[Stored records]
>> begin

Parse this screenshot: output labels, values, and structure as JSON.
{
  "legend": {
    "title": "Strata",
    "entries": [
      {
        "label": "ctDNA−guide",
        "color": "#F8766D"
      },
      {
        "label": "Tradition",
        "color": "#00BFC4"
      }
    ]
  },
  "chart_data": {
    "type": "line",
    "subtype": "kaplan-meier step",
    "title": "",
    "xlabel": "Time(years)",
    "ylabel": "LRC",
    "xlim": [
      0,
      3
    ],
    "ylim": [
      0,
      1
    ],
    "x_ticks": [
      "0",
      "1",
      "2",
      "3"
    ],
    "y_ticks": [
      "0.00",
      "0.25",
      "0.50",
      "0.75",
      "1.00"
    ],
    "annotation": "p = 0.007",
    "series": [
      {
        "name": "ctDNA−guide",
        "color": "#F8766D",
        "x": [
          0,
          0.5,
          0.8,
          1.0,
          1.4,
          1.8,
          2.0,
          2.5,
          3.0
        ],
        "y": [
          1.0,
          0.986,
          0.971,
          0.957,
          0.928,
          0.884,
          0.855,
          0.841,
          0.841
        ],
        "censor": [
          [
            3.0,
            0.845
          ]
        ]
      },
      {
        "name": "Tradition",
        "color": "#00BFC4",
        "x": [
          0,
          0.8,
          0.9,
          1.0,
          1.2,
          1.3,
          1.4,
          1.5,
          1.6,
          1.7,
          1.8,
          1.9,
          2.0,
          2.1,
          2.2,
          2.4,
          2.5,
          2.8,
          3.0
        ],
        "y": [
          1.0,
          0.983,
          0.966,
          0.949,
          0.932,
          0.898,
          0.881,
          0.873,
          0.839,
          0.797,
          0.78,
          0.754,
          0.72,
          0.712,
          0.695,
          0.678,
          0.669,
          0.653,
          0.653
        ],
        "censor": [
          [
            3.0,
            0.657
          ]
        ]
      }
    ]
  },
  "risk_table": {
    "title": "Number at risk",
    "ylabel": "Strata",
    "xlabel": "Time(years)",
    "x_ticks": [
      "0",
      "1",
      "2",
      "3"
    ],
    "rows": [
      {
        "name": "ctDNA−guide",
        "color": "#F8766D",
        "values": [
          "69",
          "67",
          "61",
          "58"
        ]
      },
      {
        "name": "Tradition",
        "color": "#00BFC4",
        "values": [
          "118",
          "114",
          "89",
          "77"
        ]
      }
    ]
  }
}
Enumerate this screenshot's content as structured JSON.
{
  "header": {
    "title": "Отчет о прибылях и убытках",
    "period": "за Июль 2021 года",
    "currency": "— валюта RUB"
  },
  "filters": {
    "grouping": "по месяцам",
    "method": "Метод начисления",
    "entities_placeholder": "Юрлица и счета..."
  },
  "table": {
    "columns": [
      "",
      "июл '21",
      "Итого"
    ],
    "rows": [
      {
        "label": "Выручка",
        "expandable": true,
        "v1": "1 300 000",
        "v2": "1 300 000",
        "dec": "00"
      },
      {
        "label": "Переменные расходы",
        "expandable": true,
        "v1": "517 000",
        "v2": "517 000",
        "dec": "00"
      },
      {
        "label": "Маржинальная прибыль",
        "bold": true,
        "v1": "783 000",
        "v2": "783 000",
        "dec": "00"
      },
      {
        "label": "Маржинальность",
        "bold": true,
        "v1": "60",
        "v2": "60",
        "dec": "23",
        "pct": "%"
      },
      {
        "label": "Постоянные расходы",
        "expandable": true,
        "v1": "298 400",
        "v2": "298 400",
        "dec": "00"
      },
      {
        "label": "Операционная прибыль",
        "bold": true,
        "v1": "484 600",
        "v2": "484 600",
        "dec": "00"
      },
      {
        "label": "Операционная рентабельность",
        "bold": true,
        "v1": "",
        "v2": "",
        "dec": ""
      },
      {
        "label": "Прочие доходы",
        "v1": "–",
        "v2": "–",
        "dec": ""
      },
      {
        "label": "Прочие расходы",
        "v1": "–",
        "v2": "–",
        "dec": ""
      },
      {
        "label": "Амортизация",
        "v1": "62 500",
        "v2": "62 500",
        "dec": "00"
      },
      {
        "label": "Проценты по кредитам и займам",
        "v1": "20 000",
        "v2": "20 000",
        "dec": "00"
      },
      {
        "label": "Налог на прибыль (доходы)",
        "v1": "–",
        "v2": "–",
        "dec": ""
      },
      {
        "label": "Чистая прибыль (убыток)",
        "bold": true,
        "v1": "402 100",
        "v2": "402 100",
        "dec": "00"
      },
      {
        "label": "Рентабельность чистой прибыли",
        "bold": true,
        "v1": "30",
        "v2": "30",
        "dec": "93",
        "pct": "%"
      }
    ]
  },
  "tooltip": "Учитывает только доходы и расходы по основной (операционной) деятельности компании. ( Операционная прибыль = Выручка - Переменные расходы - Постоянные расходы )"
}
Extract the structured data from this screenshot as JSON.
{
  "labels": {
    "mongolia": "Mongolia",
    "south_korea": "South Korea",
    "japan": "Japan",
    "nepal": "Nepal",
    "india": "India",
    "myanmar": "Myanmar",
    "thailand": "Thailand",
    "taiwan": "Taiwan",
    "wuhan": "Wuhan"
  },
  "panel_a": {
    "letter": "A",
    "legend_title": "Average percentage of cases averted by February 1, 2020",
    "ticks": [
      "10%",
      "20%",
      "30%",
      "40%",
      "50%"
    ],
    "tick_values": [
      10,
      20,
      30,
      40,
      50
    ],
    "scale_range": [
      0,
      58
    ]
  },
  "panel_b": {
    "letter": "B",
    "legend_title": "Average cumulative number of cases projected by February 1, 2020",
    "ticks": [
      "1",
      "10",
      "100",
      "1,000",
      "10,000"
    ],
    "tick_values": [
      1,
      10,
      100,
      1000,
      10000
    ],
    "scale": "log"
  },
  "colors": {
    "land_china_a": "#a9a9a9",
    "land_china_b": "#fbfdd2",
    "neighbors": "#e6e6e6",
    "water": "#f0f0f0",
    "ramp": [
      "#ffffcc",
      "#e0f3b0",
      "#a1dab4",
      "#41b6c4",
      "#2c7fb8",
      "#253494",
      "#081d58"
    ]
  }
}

>> end

## Work required
Return the material in full, exactly as shown.

## Solution to this problem
Parse this screenshot: output labels, values, and structure as JSON.
{
  "legend": {
    "title": "Strata",
    "entries": [
      {
        "label": "ctDNA−guide",
        "color": "#F8766D"
      },
      {
        "label": "Tradition",
        "color": "#00BFC4"
      }
    ]
  },
  "chart_data": {
    "type": "line",
    "subtype": "kaplan-meier step",
    "title": "",
    "xlabel": "Time(years)",
    "ylabel": "LRC",
    "xlim": [
      0,
      3
    ],
    "ylim": [
      0,
      1
    ],
    "x_ticks": [
      "0",
      "1",
      "2",
      "3"
    ],
    "y_ticks": [
      "0.00",
      "0.25",
      "0.50",
      "0.75",
      "1.00"
    ],
    "annotation": "p = 0.007",
    "series": [
      {
        "name": "ctDNA−guide",
        "color": "#F8766D",
        "x": [
          0,
          0.5,
          0.8,
          1.0,
          1.4,
          1.8,
          2.0,
          2.5,
          3.0
        ],
        "y": [
          1.0,
          0.986,
          0.971,
          0.957,
          0.928,
          0.884,
          0.855,
          0.841,
          0.841
        ],
        "censor": [
          [
            3.0,
            0.845
          ]
        ]
      },
      {
        "name": "Tradition",
        "color": "#00BFC4",
        "x": [
          0,
          0.8,
          0.9,
          1.0,
          1.2,
          1.3,
          1.4,
          1.5,
          1.6,
          1.7,
          1.8,
          1.9,
          2.0,
          2.1,
          2.2,
          2.4,
          2.5,
          2.8,
          3.0
        ],
        "y": [
          1.0,
          0.983,
          0.966,
          0.949,
          0.932,
          0.898,
          0.881,
          0.873,
          0.839,
          0.797,
          0.78,
          0.754,
          0.72,
          0.712,
          0.695,
          0.678,
          0.669,
          0.653,
          0.653
        ],
        "censor": [
          [
            3.0,
            0.657
          ]
        ]
      }
    ]
  },
  "risk_table": {
    "title": "Number at risk",
    "ylabel": "Strata",
    "xlabel": "Time(years)",
    "x_ticks": [
      "0",
      "1",
      "2",
      "3"
    ],
    "rows": [
      {
        "name": "ctDNA−guide",
        "color": "#F8766D",
        "values": [
          "69",
          "67",
          "61",
          "58"
        ]
      },
      {
        "name": "Tradition",
        "color": "#00BFC4",
        "values": [
          "118",
          "114",
          "89",
          "77"
        ]
      }
    ]
  }
}
Enumerate this screenshot's content as structured JSON.
{
  "header": {
    "title": "Отчет о прибылях и убытках",
    "period": "за Июль 2021 года",
    "currency": "— валюта RUB"
  },
  "filters": {
    "grouping": "по месяцам",
    "method": "Метод начисления",
    "entities_placeholder": "Юрлица и счета..."
  },
  "table": {
    "columns": [
      "",
      "июл '21",
      "Итого"
    ],
    "rows": [
      {
        "label": "Выручка",
        "expandable": true,
        "v1": "1 300 000",
        "v2": "1 300 000",
        "dec": "00"
      },
      {
        "label": "Переменные расходы",
        "expandable": true,
        "v1": "517 000",
        "v2": "517 000",
        "dec": "00"
      },
      {
        "label": "Маржинальная прибыль",
        "bold": true,
        "v1": "783 000",
        "v2": "783 000",
        "dec": "00"
      },
      {
        "label": "Маржинальность",
        "bold": true,
        "v1": "60",
        "v2": "60",
        "dec": "23",
        "pct": "%"
      },
      {
        "label": "Постоянные расходы",
        "expandable": true,
        "v1": "298 400",
        "v2": "298 400",
        "dec": "00"
      },
      {
        "label": "Операционная прибыль",
        "bold": true,
        "v1": "484 600",
        "v2": "484 600",
        "dec": "00"
      },
      {
        "label": "Операционная рентабельность",
        "bold": true,
        "v1": "",
        "v2": "",
        "dec": ""
      },
      {
        "label": "Прочие доходы",
        "v1": "–",
        "v2": "–",
        "dec": ""
      },
      {
        "label": "Прочие расходы",
        "v1": "–",
        "v2": "–",
        "dec": ""
      },
      {
        "label": "Амортизация",
        "v1": "62 500",
        "v2": "62 500",
        "dec": "00"
      },
      {
        "label": "Проценты по кредитам и займам",
        "v1": "20 000",
        "v2": "20 000",
        "dec": "00"
      },
      {
        "label": "Налог на прибыль (доходы)",
        "v1": "–",
        "v2": "–",
        "dec": ""
      },
      {
        "label": "Чистая прибыль (убыток)",
        "bold": true,
        "v1": "402 100",
        "v2": "402 100",
        "dec": "00"
      },
      {
        "label": "Рентабельность чистой прибыли",
        "bold": true,
        "v1": "30",
        "v2": "30",
        "dec": "93",
        "pct": "%"
      }
    ]
  },
  "tooltip": "Учитывает только доходы и расходы по основной (операционной) деятельности компании. ( Операционная прибыль = Выручка - Переменные расходы - Постоянные расходы )"
}
Extract the structured data from this screenshot as JSON.
{
  "labels": {
    "mongolia": "Mongolia",
    "south_korea": "South Korea",
    "japan": "Japan",
    "nepal": "Nepal",
    "india": "India",
    "myanmar": "Myanmar",
    "thailand": "Thailand",
    "taiwan": "Taiwan",
    "wuhan": "Wuhan"
  },
  "panel_a": {
    "letter": "A",
    "legend_title": "Average percentage of cases averted by February 1, 2020",
    "ticks": [
      "10%",
      "20%",
      "30%",
      "40%",
      "50%"
    ],
    "tick_values": [
      10,
      20,
      30,
      40,
      50
    ],
    "scale_range": [
      0,
      58
    ]
  },
  "panel_b": {
    "letter": "B",
    "legend_title": "Average cumulative number of cases projected by February 1, 2020",
    "ticks": [
      "1",
      "10",
      "100",
      "1,000",
      "10,000"
    ],
    "tick_values": [
      1,
      10,
      100,
      1000,
      10000
    ],
    "scale": "log"
  },
  "colors": {
    "land_china_a": "#a9a9a9",
    "land_china_b": "#fbfdd2",
    "neighbors": "#e6e6e6",
    "water": "#f0f0f0",
    "ramp": [
      "#ffffcc",
      "#e0f3b0",
      "#a1dab4",
      "#41b6c4",
      "#2c7fb8",
      "#253494",
      "#081d58"
    ]
  }
}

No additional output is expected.